§ WHAT YOU WILL DO
Every record must be repeated exactly, with no omission.

§ Saved data entries
>> begin
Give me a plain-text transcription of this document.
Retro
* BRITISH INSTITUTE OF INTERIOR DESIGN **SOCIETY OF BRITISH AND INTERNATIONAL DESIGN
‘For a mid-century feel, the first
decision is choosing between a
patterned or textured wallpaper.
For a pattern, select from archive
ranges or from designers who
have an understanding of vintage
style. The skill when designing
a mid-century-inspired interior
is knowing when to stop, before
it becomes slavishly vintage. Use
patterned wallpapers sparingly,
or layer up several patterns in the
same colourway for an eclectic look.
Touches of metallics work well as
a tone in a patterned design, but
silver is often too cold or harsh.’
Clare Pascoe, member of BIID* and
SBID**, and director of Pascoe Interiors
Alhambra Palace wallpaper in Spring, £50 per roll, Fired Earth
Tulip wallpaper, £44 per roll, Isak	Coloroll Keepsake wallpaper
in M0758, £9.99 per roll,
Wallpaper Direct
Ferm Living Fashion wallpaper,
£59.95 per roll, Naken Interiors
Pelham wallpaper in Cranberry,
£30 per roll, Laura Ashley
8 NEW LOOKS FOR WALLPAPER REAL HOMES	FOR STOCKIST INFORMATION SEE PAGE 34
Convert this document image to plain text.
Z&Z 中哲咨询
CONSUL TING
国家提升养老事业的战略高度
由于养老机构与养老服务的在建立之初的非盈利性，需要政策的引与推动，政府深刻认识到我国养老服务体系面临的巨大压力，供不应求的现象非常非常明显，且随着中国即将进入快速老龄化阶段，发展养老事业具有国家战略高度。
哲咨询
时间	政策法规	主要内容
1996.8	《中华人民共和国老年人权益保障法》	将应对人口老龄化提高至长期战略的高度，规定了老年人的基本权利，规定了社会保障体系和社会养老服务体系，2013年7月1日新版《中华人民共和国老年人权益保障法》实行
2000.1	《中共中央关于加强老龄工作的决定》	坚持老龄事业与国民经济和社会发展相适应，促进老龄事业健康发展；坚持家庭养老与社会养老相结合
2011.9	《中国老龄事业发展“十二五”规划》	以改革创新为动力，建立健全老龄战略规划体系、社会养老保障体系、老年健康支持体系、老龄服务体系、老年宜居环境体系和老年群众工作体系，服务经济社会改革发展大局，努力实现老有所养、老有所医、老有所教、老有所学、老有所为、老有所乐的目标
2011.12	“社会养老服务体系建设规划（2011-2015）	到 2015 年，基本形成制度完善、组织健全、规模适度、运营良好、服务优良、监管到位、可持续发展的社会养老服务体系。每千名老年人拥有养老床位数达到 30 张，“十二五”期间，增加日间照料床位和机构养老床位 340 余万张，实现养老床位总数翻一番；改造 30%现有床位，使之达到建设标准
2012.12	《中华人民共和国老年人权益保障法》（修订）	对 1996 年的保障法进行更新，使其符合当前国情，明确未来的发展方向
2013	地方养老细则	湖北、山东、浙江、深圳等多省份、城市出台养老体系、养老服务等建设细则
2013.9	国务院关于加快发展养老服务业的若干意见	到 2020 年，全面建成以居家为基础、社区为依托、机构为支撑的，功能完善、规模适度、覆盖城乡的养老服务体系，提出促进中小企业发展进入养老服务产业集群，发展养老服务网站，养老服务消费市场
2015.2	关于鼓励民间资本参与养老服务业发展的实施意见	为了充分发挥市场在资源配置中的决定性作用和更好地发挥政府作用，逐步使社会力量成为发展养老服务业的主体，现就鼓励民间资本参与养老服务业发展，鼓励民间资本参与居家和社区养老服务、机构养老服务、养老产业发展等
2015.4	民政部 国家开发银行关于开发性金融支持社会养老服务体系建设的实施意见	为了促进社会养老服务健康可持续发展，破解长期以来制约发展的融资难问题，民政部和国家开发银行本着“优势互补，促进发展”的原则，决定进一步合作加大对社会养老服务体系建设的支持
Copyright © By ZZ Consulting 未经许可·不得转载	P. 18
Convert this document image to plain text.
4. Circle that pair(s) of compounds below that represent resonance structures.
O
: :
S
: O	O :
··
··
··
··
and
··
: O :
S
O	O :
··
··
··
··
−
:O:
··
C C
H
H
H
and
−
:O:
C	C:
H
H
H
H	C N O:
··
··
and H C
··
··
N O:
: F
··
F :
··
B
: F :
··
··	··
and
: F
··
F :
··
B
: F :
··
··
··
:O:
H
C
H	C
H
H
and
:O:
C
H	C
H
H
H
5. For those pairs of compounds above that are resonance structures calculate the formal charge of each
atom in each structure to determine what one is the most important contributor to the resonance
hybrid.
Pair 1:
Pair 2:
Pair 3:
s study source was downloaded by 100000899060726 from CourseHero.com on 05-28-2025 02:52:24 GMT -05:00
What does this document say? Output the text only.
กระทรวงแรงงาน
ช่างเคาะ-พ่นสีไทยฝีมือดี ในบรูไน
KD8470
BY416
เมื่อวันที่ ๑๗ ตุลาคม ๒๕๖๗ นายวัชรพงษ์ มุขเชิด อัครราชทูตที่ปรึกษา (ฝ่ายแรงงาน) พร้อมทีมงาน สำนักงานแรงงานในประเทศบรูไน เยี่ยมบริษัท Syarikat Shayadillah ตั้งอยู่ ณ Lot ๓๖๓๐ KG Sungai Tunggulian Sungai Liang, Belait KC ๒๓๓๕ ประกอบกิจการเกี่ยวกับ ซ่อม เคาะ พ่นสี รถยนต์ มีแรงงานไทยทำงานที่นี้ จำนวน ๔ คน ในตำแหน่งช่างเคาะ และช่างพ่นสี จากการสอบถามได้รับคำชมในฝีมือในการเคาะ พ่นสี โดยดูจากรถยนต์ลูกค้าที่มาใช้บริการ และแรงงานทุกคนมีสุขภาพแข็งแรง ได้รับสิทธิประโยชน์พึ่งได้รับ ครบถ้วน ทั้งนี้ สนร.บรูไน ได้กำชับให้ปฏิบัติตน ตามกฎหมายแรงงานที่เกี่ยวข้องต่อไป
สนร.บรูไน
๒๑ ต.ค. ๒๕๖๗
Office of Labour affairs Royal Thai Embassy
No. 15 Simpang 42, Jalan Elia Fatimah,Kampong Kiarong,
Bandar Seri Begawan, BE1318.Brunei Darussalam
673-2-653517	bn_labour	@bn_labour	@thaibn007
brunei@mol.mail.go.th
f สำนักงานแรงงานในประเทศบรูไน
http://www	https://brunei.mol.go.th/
>> end
§ OUTPUT FOR THIS EXERCISE
Give me a plain-text transcription of this document.
Retro
* BRITISH INSTITUTE OF INTERIOR DESIGN **SOCIETY OF BRITISH AND INTERNATIONAL DESIGN
‘For a mid-century feel, the first
decision is choosing between a
patterned or textured wallpaper.
For a pattern, select from archive
ranges or from designers who
have an understanding of vintage
style. The skill when designing
a mid-century-inspired interior
is knowing when to stop, before
it becomes slavishly vintage. Use
patterned wallpapers sparingly,
or layer up several patterns in the
same colourway for an eclectic look.
Touches of metallics work well as
a tone in a patterned design, but
silver is often too cold or harsh.’
Clare Pascoe, member of BIID* and
SBID**, and director of Pascoe Interiors
Alhambra Palace wallpaper in Spring, £50 per roll, Fired Earth
Tulip wallpaper, £44 per roll, Isak	Coloroll Keepsake wallpaper
in M0758, £9.99 per roll,
Wallpaper Direct
Ferm Living Fashion wallpaper,
£59.95 per roll, Naken Interiors
Pelham wallpaper in Cranberry,
£30 per roll, Laura Ashley
8 NEW LOOKS FOR WALLPAPER REAL HOMES	FOR STOCKIST INFORMATION SEE PAGE 34
Convert this document image to plain text.
Z&Z 中哲咨询
CONSUL TING
国家提升养老事业的战略高度
由于养老机构与养老服务的在建立之初的非盈利性，需要政策的引与推动，政府深刻认识到我国养老服务体系面临的巨大压力，供不应求的现象非常非常明显，且随着中国即将进入快速老龄化阶段，发展养老事业具有国家战略高度。
哲咨询
时间	政策法规	主要内容
1996.8	《中华人民共和国老年人权益保障法》	将应对人口老龄化提高至长期战略的高度，规定了老年人的基本权利，规定了社会保障体系和社会养老服务体系，2013年7月1日新版《中华人民共和国老年人权益保障法》实行
2000.1	《中共中央关于加强老龄工作的决定》	坚持老龄事业与国民经济和社会发展相适应，促进老龄事业健康发展；坚持家庭养老与社会养老相结合
2011.9	《中国老龄事业发展“十二五”规划》	以改革创新为动力，建立健全老龄战略规划体系、社会养老保障体系、老年健康支持体系、老龄服务体系、老年宜居环境体系和老年群众工作体系，服务经济社会改革发展大局，努力实现老有所养、老有所医、老有所教、老有所学、老有所为、老有所乐的目标
2011.12	“社会养老服务体系建设规划（2011-2015）	到 2015 年，基本形成制度完善、组织健全、规模适度、运营良好、服务优良、监管到位、可持续发展的社会养老服务体系。每千名老年人拥有养老床位数达到 30 张，“十二五”期间，增加日间照料床位和机构养老床位 340 余万张，实现养老床位总数翻一番；改造 30%现有床位，使之达到建设标准
2012.12	《中华人民共和国老年人权益保障法》（修订）	对 1996 年的保障法进行更新，使其符合当前国情，明确未来的发展方向
2013	地方养老细则	湖北、山东、浙江、深圳等多省份、城市出台养老体系、养老服务等建设细则
2013.9	国务院关于加快发展养老服务业的若干意见	到 2020 年，全面建成以居家为基础、社区为依托、机构为支撑的，功能完善、规模适度、覆盖城乡的养老服务体系，提出促进中小企业发展进入养老服务产业集群，发展养老服务网站，养老服务消费市场
2015.2	关于鼓励民间资本参与养老服务业发展的实施意见	为了充分发挥市场在资源配置中的决定性作用和更好地发挥政府作用，逐步使社会力量成为发展养老服务业的主体，现就鼓励民间资本参与养老服务业发展，鼓励民间资本参与居家和社区养老服务、机构养老服务、养老产业发展等
2015.4	民政部 国家开发银行关于开发性金融支持社会养老服务体系建设的实施意见	为了促进社会养老服务健康可持续发展，破解长期以来制约发展的融资难问题，民政部和国家开发银行本着“优势互补，促进发展”的原则，决定进一步合作加大对社会养老服务体系建设的支持
Copyright © By ZZ Consulting 未经许可·不得转载	P. 18
Convert this document image to plain text.
4. Circle that pair(s) of compounds below that represent resonance structures.
O
: :
S
: O	O :
··
··
··
··
and
··
: O :
S
O	O :
··
··
··
··
−
:O:
··
C C
H
H
H
and
−
:O:
C	C:
H
H
H
H	C N O:
··
··
and H C
··
··
N O:
: F
··
F :
··
B
: F :
··
··	··
and
: F
··
F :
··
B
: F :
··
··
··
:O:
H
C
H	C
H
H
and
:O:
C
H	C
H
H
H
5. For those pairs of compounds above that are resonance structures calculate the formal charge of each
atom in each structure to determine what one is the most important contributor to the resonance
hybrid.
Pair 1:
Pair 2:
Pair 3:
s study source was downloaded by 100000899060726 from CourseHero.com on 05-28-2025 02:52:24 GMT -05:00
What does this document say? Output the text only.
กระทรวงแรงงาน
ช่างเคาะ-พ่นสีไทยฝีมือดี ในบรูไน
KD8470
BY416
เมื่อวันที่ ๑๗ ตุลาคม ๒๕๖๗ นายวัชรพงษ์ มุขเชิด อัครราชทูตที่ปรึกษา (ฝ่ายแรงงาน) พร้อมทีมงาน สำนักงานแรงงานในประเทศบรูไน เยี่ยมบริษัท Syarikat Shayadillah ตั้งอยู่ ณ Lot ๓๖๓๐ KG Sungai Tunggulian Sungai Liang, Belait KC ๒๓๓๕ ประกอบกิจการเกี่ยวกับ ซ่อม เคาะ พ่นสี รถยนต์ มีแรงงานไทยทำงานที่นี้ จำนวน ๔ คน ในตำแหน่งช่างเคาะ และช่างพ่นสี จากการสอบถามได้รับคำชมในฝีมือในการเคาะ พ่นสี โดยดูจากรถยนต์ลูกค้าที่มาใช้บริการ และแรงงานทุกคนมีสุขภาพแข็งแรง ได้รับสิทธิประโยชน์พึ่งได้รับ ครบถ้วน ทั้งนี้ สนร.บรูไน ได้กำชับให้ปฏิบัติตน ตามกฎหมายแรงงานที่เกี่ยวข้องต่อไป
สนร.บรูไน
๒๑ ต.ค. ๒๕๖๗
Office of Labour affairs Royal Thai Embassy
No. 15 Simpang 42, Jalan Elia Fatimah,Kampong Kiarong,
Bandar Seri Begawan, BE1318.Brunei Darussalam
673-2-653517	bn_labour	@bn_labour	@thaibn007
brunei@mol.mail.go.th
f สำนักงานแรงงานในประเทศบรูไน
http://www	https://brunei.mol.go.th/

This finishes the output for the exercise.